● What you are asked to do
From the listing below, extract each line containing the string "Office".

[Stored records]
☆ ☆ ☆ ☆ ☆ ☆ ☆

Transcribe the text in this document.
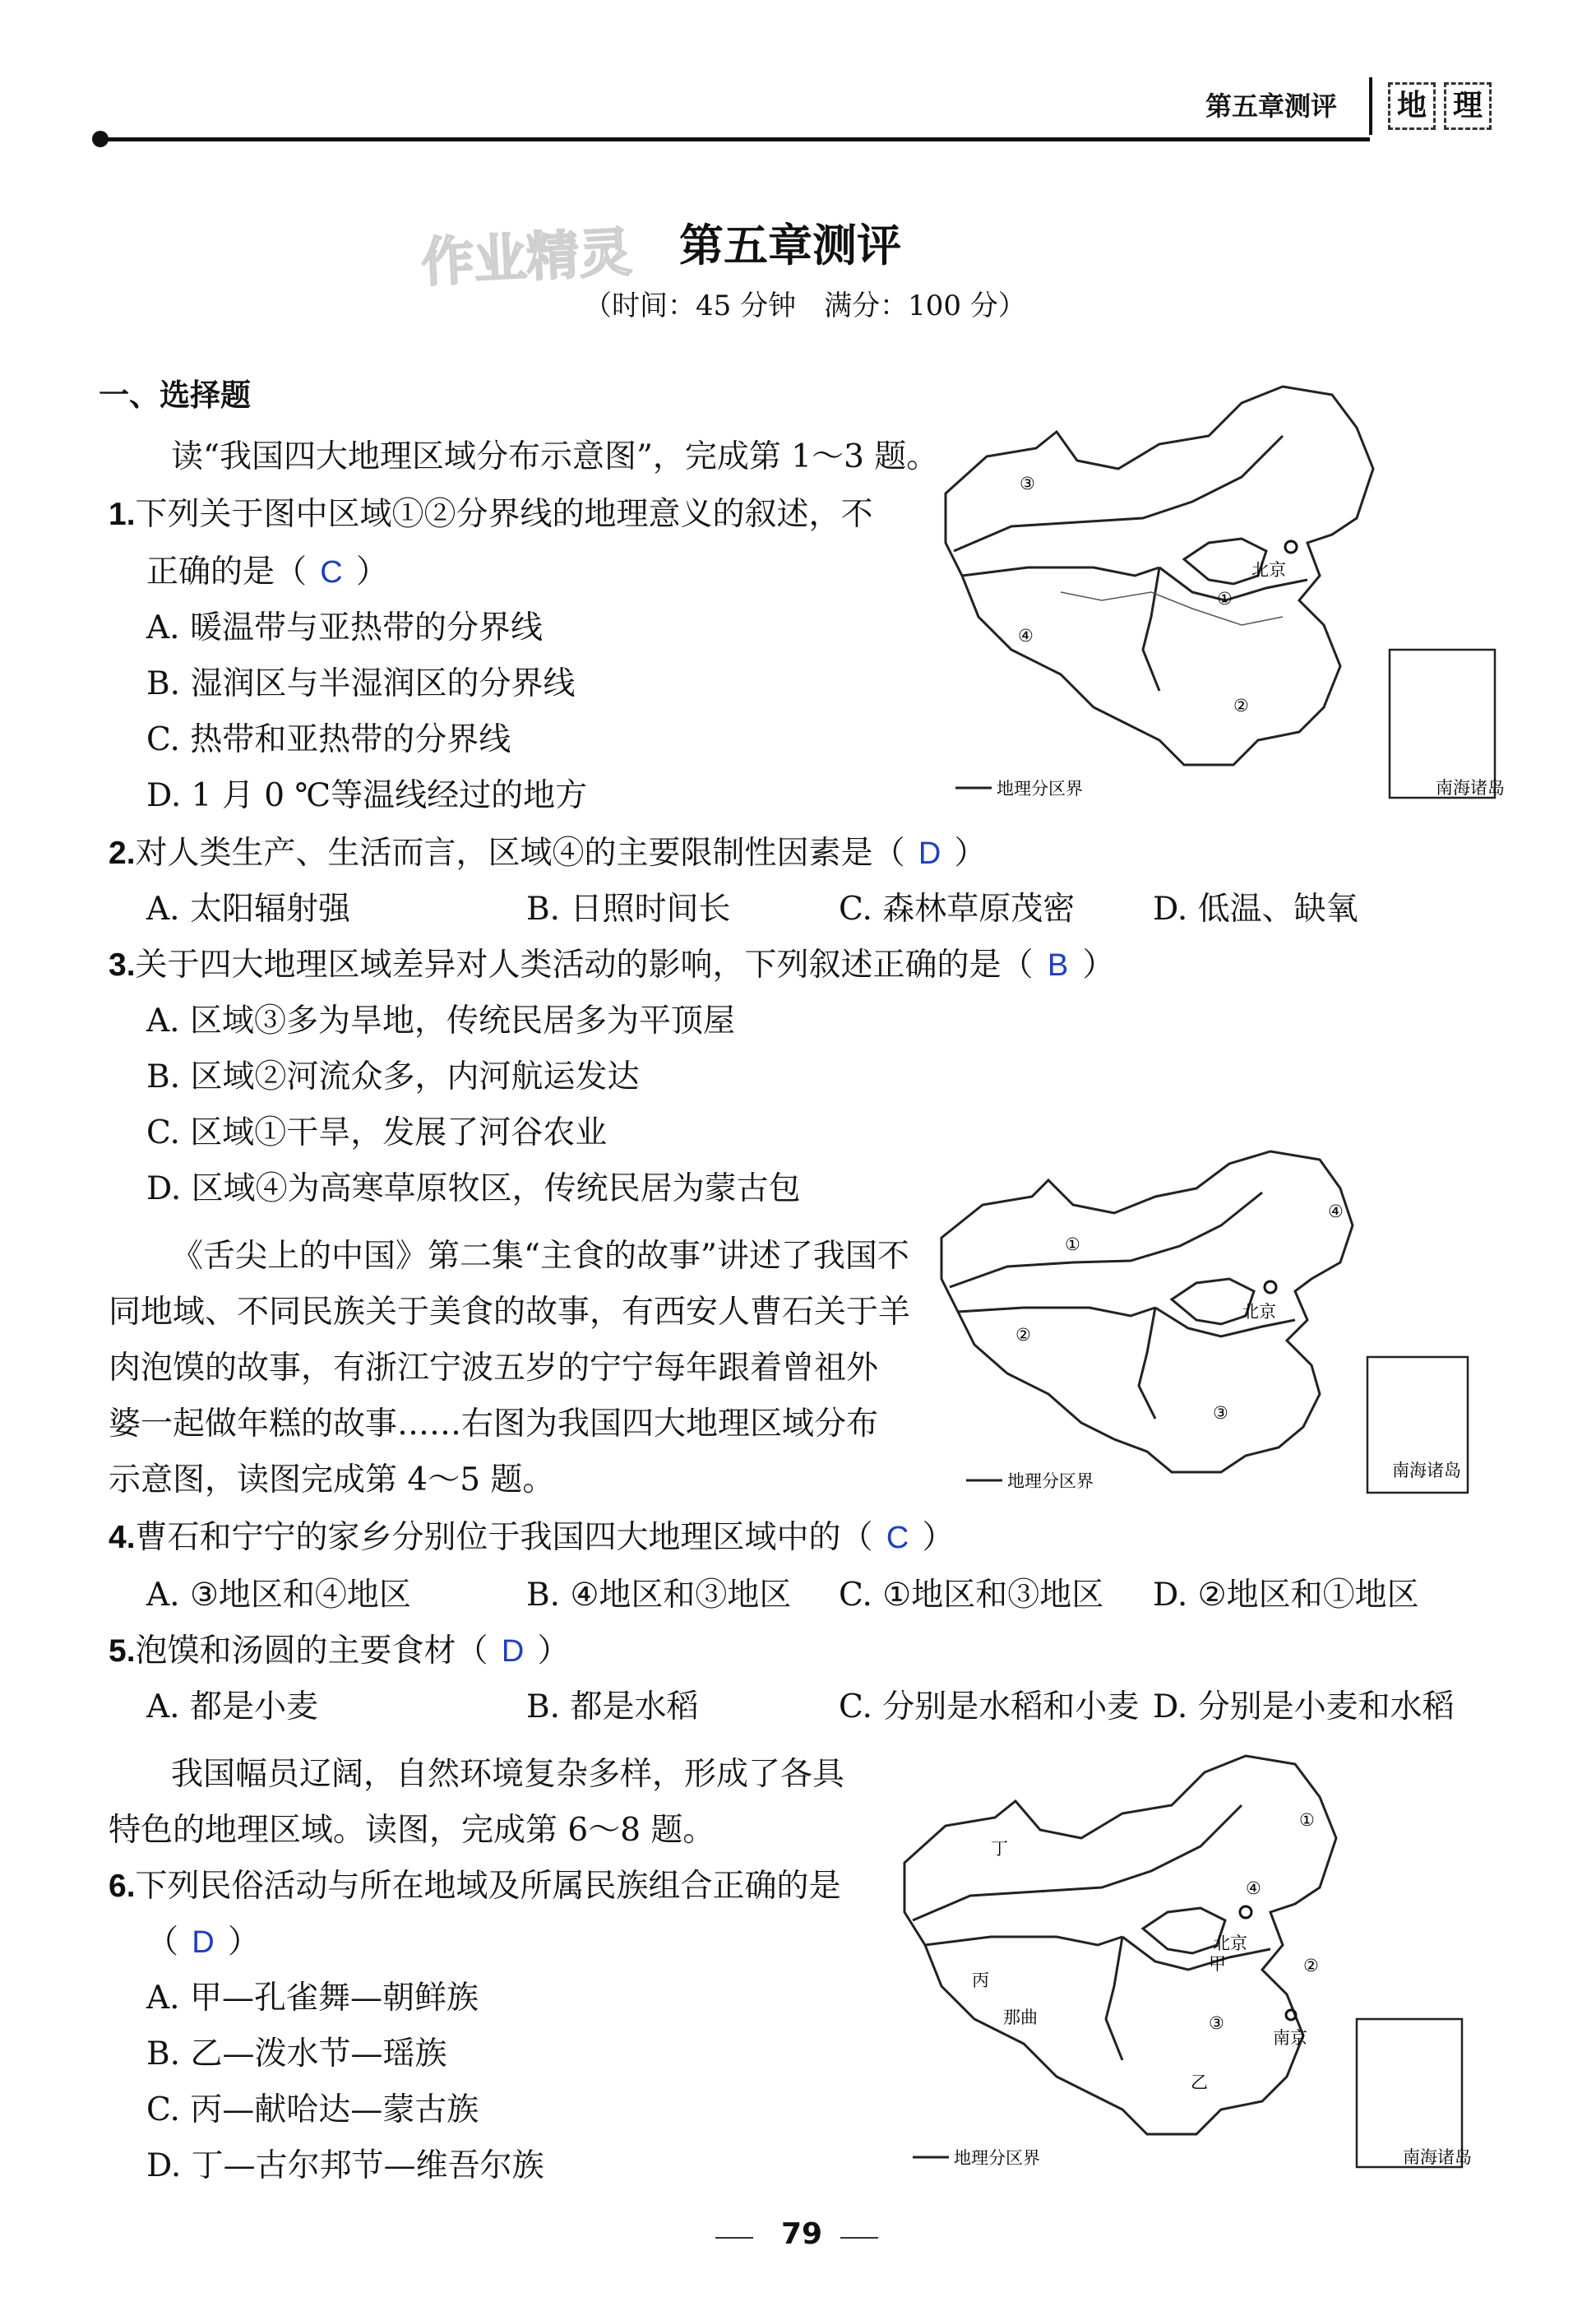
第五章测评	地 理
作业精灵 第五章测评
（时间：45 分钟　满分：100 分）
一、选择题
读“我国四大地理区域分布示意图”，完成第 1～3 题。
1.下列关于图中区域①②分界线的地理意义的叙述，不
正确的是（ C ）
A. 暖温带与亚热带的分界线
B. 湿润区与半湿润区的分界线
C. 热带和亚热带的分界线
D. 1 月 0 ℃等温线经过的地方
2.对人类生产、生活而言，区域④的主要限制性因素是（ D ）
A. 太阳辐射强	B. 日照时间长	C. 森林草原茂密 D. 低温、缺氧
3.关于四大地理区域差异对人类活动的影响，下列叙述正确的是（ B ）
A. 区域③多为旱地，传统民居多为平顶屋
B. 区域②河流众多，内河航运发达
C. 区域①干旱，发展了河谷农业
D. 区域④为高寒草原牧区，传统民居为蒙古包
《舌尖上的中国》第二集“主食的故事”讲述了我国不
同地域、不同民族关于美食的故事，有西安人曹石关于羊
肉泡馍的故事，有浙江宁波五岁的宁宁每年跟着曾祖外
婆一起做年糕的故事……右图为我国四大地理区域分布
示意图，读图完成第 4～5 题。
4.曹石和宁宁的家乡分别位于我国四大地理区域中的（ C ）
A. ③地区和④地区	B. ④地区和③地区 C. ①地区和③地区 D. ②地区和①地区
5.泡馍和汤圆的主要食材（ D ）
A. 都是小麦	B. 都是水稻	C. 分别是水稻和小麦 D. 分别是小麦和水稻
我国幅员辽阔，自然环境复杂多样，形成了各具
特色的地理区域。读图，完成第 6～8 题。
6.下列民俗活动与所在地域及所属民族组合正确的是
（ D ）
A. 甲—孔雀舞—朝鲜族
B. 乙—泼水节—瑶族
C. 丙—献哈达—蒙古族
D. 丁—古尔邦节—维吾尔族
③
①
④
②
北京
地理分区界	南海诸岛
①
④
②
③
北京
地理分区界
南海诸岛
丁
①
④
②
③
甲
丙
乙
北京
南京
那曲
地理分区界	南海诸岛
79
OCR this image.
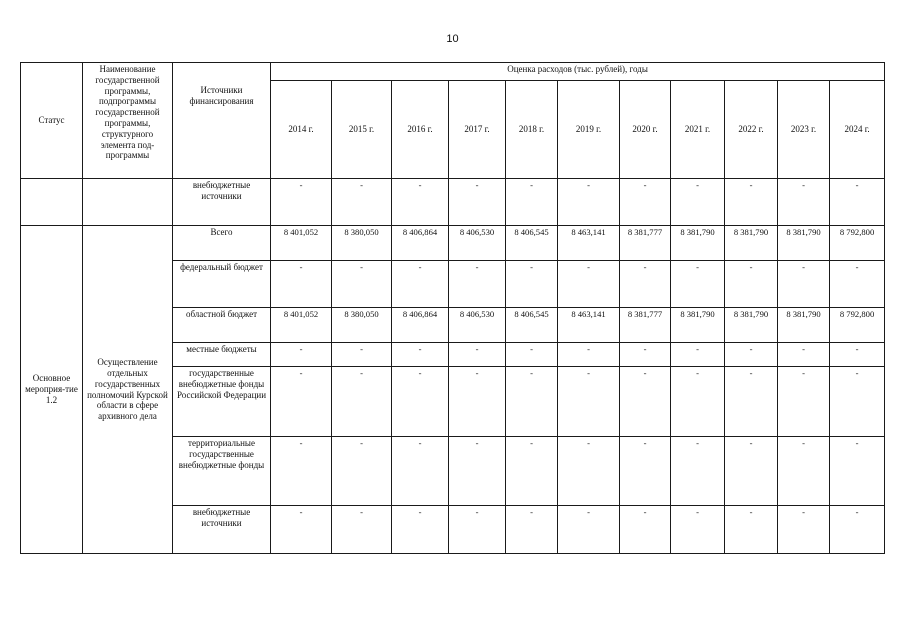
10
Статус	Наименование государственной программы, подпрограммы государственной программы, структурного элемента под-программы	Источники финансирования	Оценка расходов (тыс. рублей), годы										
			2014 г.	2015 г.	2016 г.	2017 г.	2018 г.	2019 г.	2020 г.	2021 г.	2022 г.	2023 г.	2024 г.
		внебюджетные источники	-	-	-	-	-	-	-	-	-	-	-
Основное мероприя-тие 1.2	Осуществление отдельных государственных полномочий Курской области в сфере архивного дела	Всего	8 401,052	8 380,050	8 406,864	8 406,530	8 406,545	8 463,141	8 381,777	8 381,790	8 381,790	8 381,790	8 792,800
		федеральный бюджет	-	-	-	-	-	-	-	-	-	-	-
		областной бюджет	8 401,052	8 380,050	8 406,864	8 406,530	8 406,545	8 463,141	8 381,777	8 381,790	8 381,790	8 381,790	8 792,800
		местные бюджеты	-	-	-	-	-	-	-	-	-	-	-
		государственные внебюджетные фонды Российской Федерации	-	-	-	-	-	-	-	-	-	-	-
		территориальные государственные внебюджетные фонды	-	-	-	-	-	-	-	-	-	-	-
		внебюджетные источники	-	-	-	-	-	-	-	-	-	-	-
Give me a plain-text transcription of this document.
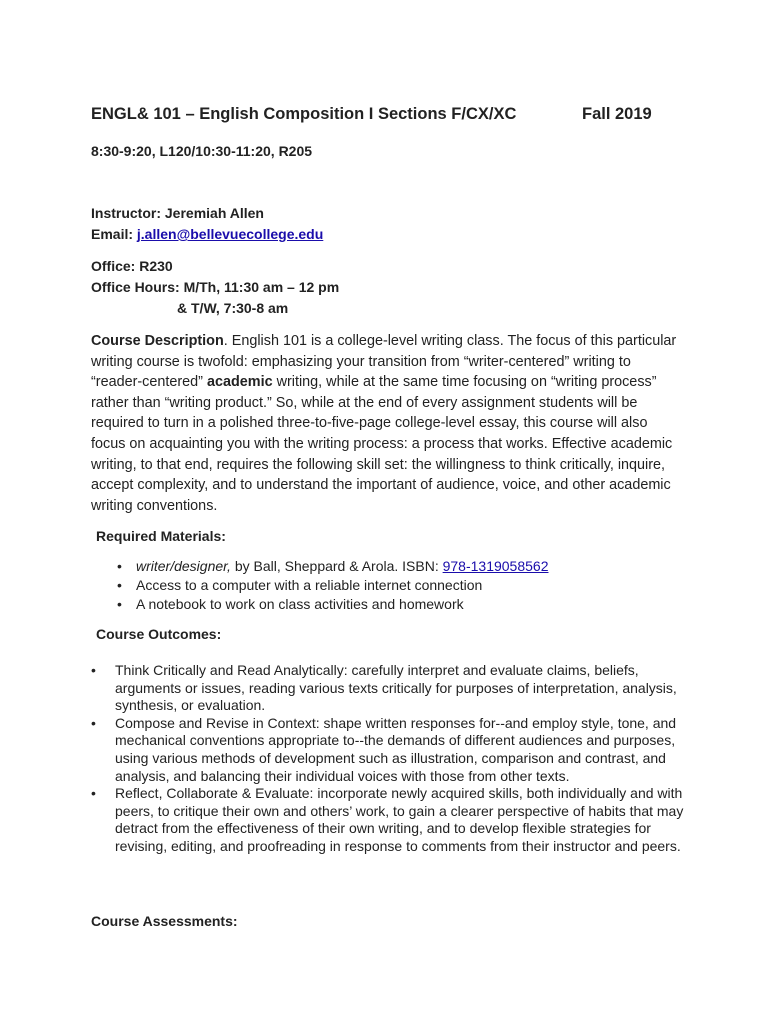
ENGL& 101 – English Composition I Sections F/CX/XC	Fall 2019
8:30-9:20, L120/10:30-11:20, R205
Instructor: Jeremiah Allen
Email: j.allen@bellevuecollege.edu
Office: R230
Office Hours: M/Th, 11:30 am – 12 pm
& T/W, 7:30-8 am

Course Description. English 101 is a college-level writing class. The focus of this particular writing course is twofold: emphasizing your transition from “writer-centered” writing to “reader-centered” academic writing, while at the same time focusing on “writing process” rather than “writing product.” So, while at the end of every assignment students will be required to turn in a polished three-to-five-page college-level essay, this course will also focus on acquainting you with the writing process: a process that works. Effective academic writing, to that end, requires the following skill set: the willingness to think critically, inquire, accept complexity, and to understand the important of audience, voice, and other academic writing conventions.

Required Materials:
• writer/designer, by Ball, Sheppard & Arola. ISBN: 978-1319058562
• Access to a computer with a reliable internet connection
• A notebook to work on class activities and homework
Course Outcomes:
• Think Critically and Read Analytically: carefully interpret and evaluate claims, beliefs, arguments or issues, reading various texts critically for purposes of interpretation, analysis, synthesis, or evaluation.
• Compose and Revise in Context: shape written responses for--and employ style, tone, and mechanical conventions appropriate to--the demands of different audiences and purposes, using various methods of development such as illustration, comparison and contrast, and analysis, and balancing their individual voices with those from other texts.
• Reflect, Collaborate & Evaluate: incorporate newly acquired skills, both individually and with peers, to critique their own and others’ work, to gain a clearer perspective of habits that may detract from the effectiveness of their own writing, and to develop flexible strategies for revising, editing, and proofreading in response to comments from their instructor and peers.
Course Assessments:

☆ ☆ ☆ ☆ ☆ ☆ ☆

● Correct output
Office: R230
Office Hours: M/Th, 11:30 am – 12 pm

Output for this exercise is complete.